Task to complete: Determine which lines contain the word "document", then copy those lines.

Given entries:
------------------------------------------------------------
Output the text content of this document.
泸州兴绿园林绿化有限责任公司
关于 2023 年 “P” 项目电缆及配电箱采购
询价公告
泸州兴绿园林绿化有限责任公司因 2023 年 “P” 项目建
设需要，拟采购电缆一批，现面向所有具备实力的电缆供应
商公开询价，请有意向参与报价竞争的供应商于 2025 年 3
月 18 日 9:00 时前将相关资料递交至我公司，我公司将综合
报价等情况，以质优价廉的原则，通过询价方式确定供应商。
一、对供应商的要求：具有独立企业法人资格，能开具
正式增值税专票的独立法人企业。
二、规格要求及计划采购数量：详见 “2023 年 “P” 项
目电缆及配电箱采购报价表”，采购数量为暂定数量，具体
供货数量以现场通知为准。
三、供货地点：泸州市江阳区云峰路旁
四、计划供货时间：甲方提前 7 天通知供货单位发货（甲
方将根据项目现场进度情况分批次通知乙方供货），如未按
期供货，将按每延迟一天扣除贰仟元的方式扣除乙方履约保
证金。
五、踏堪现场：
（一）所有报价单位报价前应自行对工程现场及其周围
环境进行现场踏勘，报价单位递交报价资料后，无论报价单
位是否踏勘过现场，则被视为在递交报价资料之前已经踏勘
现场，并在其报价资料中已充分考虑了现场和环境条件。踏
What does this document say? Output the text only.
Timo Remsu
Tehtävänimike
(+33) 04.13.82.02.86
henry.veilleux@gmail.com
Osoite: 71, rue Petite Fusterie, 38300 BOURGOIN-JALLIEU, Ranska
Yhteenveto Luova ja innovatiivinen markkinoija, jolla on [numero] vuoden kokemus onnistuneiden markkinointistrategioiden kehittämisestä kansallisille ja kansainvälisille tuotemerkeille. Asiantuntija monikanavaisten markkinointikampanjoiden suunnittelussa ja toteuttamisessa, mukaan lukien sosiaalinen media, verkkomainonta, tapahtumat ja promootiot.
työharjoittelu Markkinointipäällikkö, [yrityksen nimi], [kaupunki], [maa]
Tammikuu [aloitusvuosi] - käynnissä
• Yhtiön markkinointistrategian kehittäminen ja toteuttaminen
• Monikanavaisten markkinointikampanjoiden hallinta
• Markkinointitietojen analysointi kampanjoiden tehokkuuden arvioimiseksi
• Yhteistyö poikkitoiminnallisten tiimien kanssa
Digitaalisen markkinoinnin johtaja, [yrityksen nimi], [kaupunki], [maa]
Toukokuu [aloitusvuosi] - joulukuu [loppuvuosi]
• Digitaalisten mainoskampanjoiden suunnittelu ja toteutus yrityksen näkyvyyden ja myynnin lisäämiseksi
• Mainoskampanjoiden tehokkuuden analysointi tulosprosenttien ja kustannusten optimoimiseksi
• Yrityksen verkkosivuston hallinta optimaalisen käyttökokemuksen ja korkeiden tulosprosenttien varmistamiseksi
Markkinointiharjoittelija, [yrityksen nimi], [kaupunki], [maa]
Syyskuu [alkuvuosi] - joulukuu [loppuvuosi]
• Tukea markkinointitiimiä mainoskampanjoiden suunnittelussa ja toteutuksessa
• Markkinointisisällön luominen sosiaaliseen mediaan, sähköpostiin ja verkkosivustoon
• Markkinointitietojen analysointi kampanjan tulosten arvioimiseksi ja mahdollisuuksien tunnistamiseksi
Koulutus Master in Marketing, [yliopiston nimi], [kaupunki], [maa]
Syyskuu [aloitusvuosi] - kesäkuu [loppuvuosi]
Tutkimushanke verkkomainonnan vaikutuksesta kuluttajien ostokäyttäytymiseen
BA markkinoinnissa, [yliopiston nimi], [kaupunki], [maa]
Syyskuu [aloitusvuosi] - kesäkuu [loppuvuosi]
------------------------------------------------------------
Exercise output:
Output the text content of this document.
What does this document say? Output the text only.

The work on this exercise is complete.